Count how many lines contain the word "content". Respond with the number alone.

### [GIVEN ENTRIES]
▶

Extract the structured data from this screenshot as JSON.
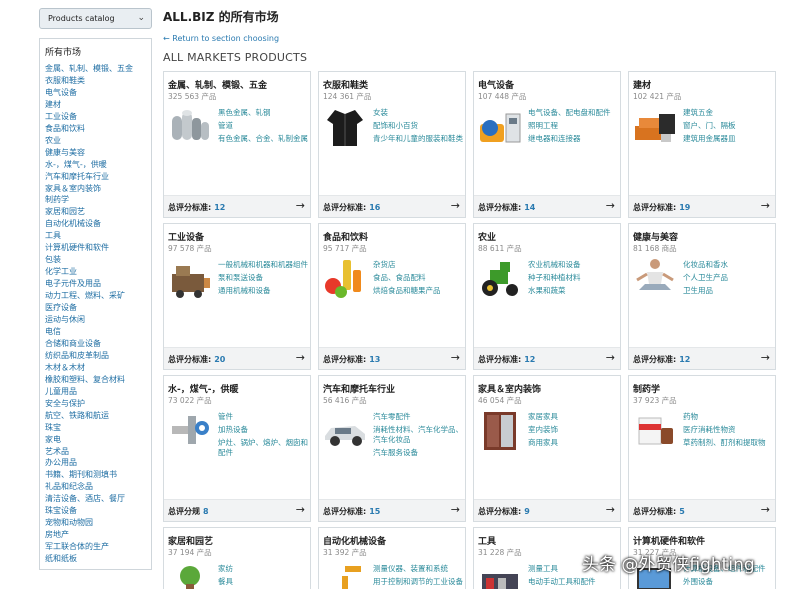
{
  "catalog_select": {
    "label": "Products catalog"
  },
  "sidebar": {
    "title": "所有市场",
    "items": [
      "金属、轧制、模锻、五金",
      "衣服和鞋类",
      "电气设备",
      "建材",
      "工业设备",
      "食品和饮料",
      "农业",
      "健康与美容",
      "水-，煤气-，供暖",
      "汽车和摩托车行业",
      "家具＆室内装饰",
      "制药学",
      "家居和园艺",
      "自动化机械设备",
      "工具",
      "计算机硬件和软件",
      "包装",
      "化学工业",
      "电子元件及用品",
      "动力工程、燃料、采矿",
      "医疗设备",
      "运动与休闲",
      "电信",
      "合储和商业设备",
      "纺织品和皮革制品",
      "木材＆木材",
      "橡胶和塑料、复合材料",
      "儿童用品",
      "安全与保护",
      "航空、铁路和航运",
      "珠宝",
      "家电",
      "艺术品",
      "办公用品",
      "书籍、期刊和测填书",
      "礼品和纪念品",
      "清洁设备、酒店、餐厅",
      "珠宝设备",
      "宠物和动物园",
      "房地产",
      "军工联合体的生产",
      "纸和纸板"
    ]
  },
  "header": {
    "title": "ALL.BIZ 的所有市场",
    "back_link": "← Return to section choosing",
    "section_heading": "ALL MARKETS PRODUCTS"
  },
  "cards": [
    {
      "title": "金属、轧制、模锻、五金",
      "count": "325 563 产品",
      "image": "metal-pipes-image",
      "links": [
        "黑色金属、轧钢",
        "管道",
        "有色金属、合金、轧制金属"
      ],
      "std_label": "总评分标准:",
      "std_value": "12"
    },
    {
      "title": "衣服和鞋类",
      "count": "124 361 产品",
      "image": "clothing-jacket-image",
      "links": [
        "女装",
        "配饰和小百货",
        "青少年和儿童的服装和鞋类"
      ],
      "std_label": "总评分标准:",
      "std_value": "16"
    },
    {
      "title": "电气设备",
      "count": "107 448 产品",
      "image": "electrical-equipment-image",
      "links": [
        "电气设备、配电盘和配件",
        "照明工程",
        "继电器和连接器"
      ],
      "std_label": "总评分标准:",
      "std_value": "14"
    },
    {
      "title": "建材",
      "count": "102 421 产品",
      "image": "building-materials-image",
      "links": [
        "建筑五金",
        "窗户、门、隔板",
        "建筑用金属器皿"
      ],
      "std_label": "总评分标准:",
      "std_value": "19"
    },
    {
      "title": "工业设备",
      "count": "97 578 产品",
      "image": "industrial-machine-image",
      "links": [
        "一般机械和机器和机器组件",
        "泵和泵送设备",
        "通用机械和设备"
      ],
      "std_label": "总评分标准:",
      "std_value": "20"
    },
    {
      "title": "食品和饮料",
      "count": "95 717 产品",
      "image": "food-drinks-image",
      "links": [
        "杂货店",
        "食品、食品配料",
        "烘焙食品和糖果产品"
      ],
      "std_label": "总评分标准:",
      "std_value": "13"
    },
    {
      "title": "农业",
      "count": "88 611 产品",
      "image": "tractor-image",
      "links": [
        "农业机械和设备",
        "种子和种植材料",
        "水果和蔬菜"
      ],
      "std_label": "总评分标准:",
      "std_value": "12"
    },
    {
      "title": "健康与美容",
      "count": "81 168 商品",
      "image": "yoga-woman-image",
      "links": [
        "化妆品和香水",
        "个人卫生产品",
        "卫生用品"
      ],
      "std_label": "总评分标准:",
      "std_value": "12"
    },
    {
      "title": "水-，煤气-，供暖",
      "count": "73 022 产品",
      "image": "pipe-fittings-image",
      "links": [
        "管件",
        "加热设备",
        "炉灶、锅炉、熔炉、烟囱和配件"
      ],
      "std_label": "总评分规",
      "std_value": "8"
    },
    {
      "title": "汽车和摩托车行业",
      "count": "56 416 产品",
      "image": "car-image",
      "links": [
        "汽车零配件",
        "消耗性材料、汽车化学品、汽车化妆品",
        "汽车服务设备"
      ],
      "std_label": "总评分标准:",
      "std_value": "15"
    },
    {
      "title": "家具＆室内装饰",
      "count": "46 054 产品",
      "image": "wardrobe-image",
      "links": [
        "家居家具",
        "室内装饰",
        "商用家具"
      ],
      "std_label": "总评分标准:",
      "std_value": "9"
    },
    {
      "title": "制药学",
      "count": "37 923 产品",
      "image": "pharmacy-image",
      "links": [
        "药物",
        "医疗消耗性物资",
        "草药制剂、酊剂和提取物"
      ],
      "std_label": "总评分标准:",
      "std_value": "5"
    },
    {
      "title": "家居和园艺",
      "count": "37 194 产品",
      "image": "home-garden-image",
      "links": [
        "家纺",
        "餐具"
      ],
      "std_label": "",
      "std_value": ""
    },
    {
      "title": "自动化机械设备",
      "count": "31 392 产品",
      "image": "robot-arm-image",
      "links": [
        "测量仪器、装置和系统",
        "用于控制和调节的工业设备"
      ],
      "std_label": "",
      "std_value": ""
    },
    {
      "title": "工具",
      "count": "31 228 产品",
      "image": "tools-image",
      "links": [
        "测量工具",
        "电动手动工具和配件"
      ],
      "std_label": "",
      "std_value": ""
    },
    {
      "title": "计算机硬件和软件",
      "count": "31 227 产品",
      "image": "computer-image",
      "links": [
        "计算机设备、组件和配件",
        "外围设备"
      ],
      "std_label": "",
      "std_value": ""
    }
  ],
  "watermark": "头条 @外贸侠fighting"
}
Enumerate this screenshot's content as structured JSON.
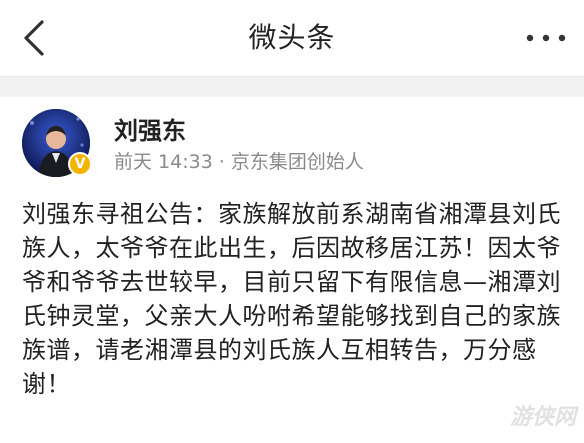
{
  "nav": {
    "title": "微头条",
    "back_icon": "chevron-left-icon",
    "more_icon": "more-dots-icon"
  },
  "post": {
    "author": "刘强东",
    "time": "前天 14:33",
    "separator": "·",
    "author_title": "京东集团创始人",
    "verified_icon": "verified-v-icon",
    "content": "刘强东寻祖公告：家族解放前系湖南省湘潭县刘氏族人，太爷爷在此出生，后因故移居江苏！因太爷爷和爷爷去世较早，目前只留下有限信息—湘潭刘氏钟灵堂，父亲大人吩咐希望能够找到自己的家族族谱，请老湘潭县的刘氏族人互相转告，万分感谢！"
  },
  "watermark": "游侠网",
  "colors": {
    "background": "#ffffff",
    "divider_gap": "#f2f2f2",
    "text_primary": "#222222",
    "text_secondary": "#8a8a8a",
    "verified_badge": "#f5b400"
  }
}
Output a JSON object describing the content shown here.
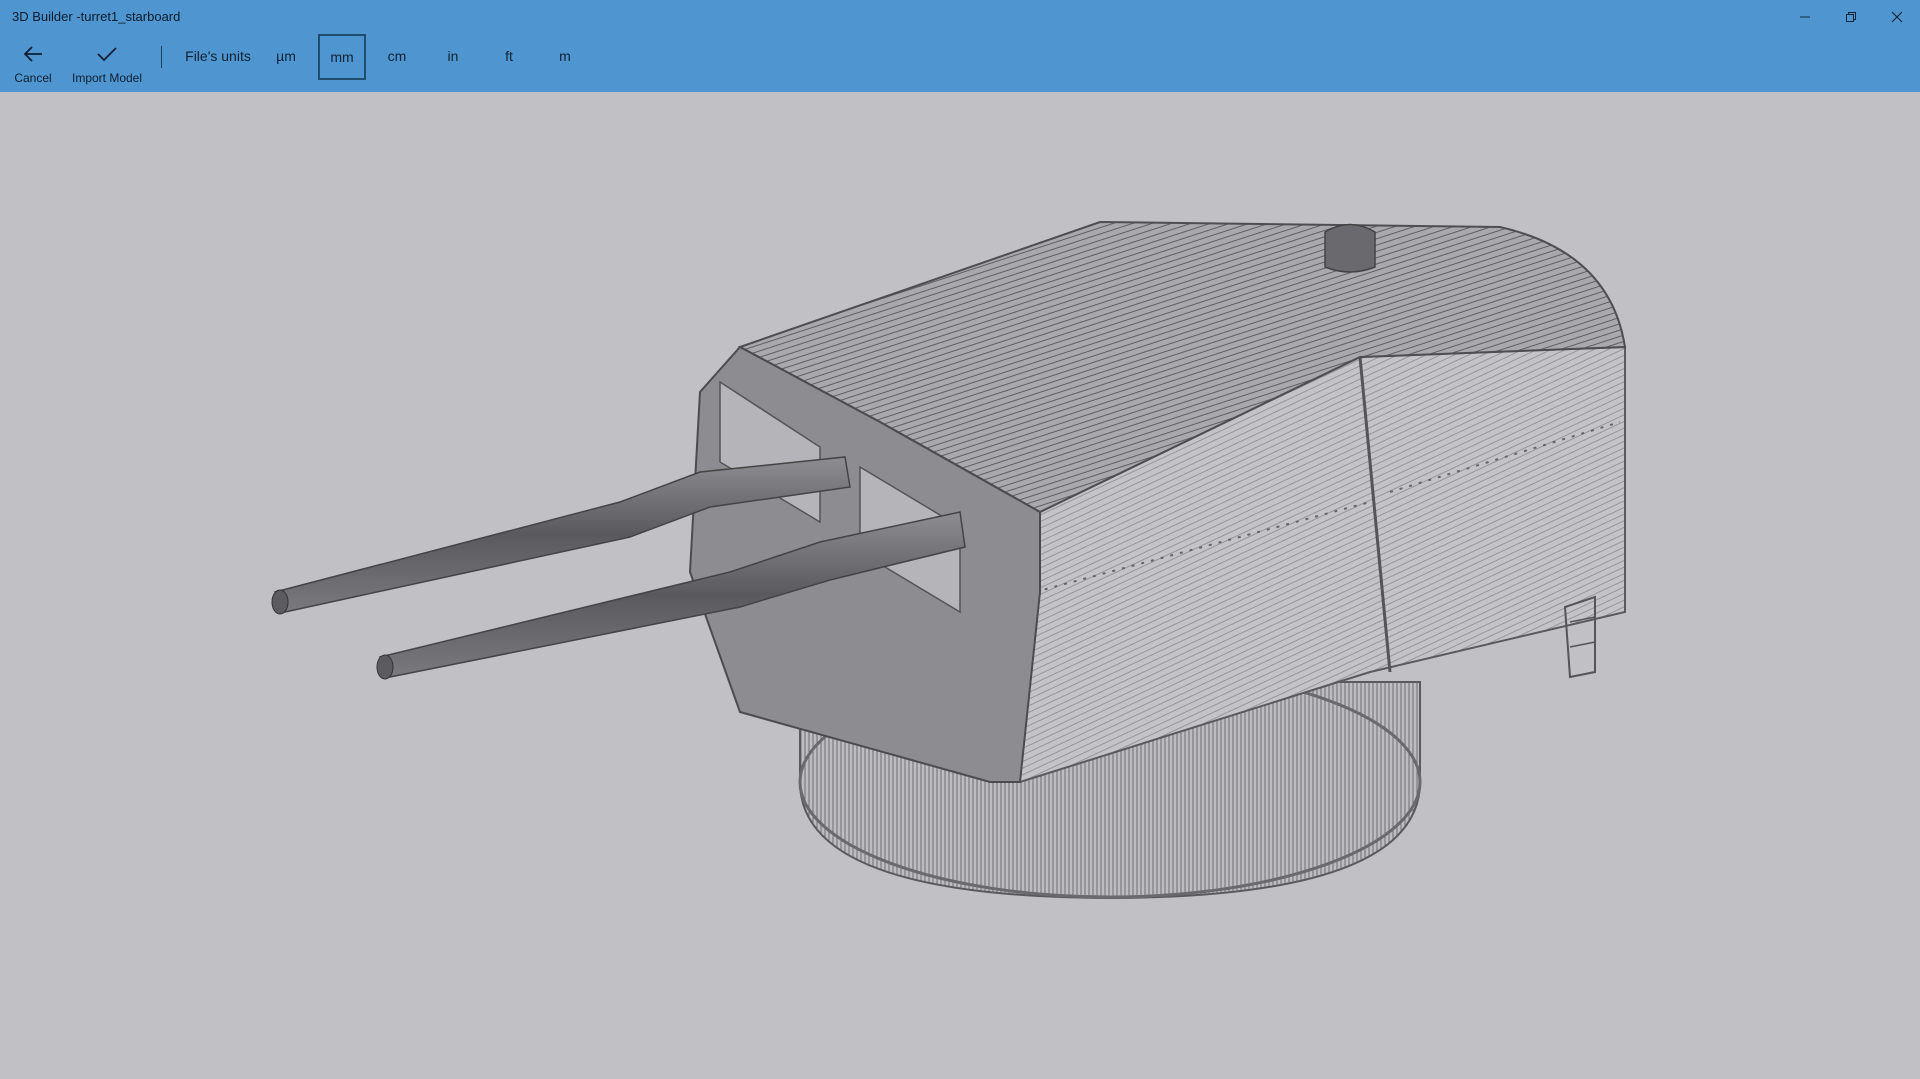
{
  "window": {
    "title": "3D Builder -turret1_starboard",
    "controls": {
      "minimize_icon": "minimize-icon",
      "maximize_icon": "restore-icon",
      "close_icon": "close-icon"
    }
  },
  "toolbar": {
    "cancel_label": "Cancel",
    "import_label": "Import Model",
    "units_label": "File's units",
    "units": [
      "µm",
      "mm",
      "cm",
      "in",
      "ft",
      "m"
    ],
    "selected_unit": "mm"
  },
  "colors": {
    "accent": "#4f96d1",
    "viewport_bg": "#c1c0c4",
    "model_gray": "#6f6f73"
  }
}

◀

### [RESULT OF THIS TASK]
3